◆ What is asked ◆
Of all the lines in the material, how many include the word "desc"? Reply with the number alone.

Data entries:
◇ ◇ ◇ ◇
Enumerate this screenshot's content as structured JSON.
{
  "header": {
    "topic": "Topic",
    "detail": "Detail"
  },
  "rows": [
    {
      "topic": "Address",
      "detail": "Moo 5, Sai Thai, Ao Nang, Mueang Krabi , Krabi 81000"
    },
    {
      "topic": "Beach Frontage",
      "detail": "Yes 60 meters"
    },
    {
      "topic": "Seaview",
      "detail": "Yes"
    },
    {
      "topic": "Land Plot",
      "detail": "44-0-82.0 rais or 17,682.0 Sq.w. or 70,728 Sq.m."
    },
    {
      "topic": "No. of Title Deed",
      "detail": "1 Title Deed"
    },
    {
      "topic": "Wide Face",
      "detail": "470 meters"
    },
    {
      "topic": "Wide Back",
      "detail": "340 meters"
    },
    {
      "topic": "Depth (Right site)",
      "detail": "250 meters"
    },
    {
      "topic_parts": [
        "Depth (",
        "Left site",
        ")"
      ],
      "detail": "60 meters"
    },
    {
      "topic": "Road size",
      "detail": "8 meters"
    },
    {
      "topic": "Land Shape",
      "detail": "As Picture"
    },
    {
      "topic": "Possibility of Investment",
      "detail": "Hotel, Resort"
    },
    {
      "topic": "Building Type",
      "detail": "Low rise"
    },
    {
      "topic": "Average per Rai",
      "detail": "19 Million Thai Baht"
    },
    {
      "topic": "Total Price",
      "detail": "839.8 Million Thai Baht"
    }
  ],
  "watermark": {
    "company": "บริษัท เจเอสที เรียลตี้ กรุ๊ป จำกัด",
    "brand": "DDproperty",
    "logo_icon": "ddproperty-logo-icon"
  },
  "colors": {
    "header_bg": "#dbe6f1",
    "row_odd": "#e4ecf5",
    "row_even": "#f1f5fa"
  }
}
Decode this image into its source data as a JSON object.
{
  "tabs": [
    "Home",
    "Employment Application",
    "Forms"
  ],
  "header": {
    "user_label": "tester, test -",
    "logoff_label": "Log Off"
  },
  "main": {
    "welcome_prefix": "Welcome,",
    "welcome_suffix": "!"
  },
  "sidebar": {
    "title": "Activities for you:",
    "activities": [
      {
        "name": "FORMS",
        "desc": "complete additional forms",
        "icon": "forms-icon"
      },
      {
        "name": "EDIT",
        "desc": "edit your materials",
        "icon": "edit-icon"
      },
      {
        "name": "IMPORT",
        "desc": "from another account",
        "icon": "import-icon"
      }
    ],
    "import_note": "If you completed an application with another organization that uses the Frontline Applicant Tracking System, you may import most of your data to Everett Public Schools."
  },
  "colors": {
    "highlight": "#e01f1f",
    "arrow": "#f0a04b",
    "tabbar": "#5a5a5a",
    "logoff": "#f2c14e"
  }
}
◇ ◇ ◇ ◇
◆ Final result ◆
3